Data records:
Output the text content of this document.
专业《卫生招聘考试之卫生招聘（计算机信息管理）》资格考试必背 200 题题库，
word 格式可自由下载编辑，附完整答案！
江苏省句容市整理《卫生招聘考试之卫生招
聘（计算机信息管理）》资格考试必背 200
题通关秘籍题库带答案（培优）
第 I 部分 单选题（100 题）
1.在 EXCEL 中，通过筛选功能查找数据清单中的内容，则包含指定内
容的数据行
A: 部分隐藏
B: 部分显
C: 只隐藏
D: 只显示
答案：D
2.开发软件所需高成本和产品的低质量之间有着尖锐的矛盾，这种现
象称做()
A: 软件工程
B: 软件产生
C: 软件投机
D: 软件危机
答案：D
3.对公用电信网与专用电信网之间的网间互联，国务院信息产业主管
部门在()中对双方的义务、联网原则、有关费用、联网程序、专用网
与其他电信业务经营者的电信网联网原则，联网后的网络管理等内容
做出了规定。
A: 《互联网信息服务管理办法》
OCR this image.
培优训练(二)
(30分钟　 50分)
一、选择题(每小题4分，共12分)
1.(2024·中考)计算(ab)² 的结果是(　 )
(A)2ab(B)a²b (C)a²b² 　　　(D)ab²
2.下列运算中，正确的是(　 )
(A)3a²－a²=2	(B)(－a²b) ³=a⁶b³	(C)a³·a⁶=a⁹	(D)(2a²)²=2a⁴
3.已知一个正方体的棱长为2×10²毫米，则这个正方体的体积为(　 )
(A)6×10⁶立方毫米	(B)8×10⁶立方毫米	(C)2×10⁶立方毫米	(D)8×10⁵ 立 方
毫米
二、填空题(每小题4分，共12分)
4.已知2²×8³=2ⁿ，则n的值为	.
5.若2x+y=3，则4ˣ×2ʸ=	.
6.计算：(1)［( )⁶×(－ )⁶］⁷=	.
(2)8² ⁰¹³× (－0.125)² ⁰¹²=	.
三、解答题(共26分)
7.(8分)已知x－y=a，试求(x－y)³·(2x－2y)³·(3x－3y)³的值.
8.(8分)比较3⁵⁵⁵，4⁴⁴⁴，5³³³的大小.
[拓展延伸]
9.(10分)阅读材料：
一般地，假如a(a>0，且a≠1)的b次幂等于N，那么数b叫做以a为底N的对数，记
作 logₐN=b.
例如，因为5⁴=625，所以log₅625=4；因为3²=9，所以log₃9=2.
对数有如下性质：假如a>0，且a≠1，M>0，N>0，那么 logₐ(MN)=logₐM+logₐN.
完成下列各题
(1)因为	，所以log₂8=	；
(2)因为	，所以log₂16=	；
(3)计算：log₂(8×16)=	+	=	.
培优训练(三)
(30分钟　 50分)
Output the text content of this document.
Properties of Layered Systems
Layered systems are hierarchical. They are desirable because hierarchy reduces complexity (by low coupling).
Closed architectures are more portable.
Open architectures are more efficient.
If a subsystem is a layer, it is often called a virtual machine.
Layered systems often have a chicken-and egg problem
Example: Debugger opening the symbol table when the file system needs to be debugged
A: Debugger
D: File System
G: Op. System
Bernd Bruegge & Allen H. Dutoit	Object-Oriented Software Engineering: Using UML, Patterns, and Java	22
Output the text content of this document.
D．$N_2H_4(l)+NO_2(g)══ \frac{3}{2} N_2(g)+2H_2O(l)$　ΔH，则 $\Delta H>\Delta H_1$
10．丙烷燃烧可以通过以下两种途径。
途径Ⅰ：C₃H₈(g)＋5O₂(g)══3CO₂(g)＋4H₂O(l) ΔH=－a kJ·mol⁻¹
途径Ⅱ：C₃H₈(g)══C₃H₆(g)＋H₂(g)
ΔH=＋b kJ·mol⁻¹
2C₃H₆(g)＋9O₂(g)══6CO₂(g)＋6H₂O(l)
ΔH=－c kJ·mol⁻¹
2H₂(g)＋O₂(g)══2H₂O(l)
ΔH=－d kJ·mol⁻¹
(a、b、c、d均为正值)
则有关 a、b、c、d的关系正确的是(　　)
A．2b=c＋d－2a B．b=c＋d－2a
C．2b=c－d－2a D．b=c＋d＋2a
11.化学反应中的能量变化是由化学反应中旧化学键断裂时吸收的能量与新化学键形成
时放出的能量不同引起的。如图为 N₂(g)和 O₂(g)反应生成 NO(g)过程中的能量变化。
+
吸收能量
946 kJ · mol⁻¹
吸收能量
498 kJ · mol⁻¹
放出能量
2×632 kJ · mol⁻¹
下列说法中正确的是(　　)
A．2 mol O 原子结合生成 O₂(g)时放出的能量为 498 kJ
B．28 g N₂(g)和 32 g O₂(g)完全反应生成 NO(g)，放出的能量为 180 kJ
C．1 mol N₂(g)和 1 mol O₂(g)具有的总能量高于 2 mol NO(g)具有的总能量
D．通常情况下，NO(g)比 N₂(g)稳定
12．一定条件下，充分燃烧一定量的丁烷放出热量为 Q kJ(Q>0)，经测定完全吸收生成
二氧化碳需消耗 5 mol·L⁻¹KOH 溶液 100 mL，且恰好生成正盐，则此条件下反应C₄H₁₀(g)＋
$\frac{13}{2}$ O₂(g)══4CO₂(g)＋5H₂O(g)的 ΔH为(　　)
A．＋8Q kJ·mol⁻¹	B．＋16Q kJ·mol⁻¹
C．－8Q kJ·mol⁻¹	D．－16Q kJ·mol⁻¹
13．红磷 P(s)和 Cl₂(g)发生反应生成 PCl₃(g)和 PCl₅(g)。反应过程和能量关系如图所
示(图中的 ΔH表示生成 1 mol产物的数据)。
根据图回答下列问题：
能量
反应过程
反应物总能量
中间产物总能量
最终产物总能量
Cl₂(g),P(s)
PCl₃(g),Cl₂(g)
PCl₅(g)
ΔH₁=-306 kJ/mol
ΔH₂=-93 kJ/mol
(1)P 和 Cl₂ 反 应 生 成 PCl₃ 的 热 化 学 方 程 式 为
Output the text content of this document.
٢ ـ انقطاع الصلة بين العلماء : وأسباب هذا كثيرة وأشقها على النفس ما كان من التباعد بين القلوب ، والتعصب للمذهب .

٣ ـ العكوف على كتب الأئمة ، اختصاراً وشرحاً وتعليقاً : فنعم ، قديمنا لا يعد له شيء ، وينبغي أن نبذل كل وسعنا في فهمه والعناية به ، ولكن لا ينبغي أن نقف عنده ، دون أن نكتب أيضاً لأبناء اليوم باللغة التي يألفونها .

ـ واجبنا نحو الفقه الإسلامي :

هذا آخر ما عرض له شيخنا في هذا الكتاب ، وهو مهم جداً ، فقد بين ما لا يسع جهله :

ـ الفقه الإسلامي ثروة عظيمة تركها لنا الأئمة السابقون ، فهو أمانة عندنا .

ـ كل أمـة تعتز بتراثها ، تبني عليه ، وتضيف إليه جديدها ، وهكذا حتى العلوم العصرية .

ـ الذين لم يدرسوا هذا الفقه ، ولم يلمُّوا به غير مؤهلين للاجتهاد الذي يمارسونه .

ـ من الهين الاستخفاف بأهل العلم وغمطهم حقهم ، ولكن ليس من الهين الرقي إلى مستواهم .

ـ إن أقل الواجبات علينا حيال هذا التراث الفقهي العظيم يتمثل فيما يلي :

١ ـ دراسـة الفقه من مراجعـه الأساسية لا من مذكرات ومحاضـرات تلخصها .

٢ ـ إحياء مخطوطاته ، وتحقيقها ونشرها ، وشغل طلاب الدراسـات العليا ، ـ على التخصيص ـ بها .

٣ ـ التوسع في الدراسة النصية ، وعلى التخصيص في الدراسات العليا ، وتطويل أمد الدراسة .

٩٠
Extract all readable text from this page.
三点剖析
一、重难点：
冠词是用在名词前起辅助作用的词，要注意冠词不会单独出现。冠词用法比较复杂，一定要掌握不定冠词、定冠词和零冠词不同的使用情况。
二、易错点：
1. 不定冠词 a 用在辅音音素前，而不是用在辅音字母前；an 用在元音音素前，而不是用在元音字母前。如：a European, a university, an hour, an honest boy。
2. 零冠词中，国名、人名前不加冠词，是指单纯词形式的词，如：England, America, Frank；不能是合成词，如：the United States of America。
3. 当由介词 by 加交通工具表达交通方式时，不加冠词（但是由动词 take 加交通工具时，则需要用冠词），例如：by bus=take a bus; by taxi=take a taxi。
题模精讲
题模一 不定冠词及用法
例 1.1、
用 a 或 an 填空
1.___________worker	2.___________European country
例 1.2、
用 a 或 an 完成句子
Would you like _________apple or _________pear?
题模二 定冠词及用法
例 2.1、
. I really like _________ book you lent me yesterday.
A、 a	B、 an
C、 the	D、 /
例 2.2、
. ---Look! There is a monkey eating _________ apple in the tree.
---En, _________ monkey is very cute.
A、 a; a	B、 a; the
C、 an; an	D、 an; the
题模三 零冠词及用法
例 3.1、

_What to do_:
Each line in the listing above that contains "more" should be copied.

_Response to the exercise_:
Closed architectures are more portable.
Open architectures are more efficient.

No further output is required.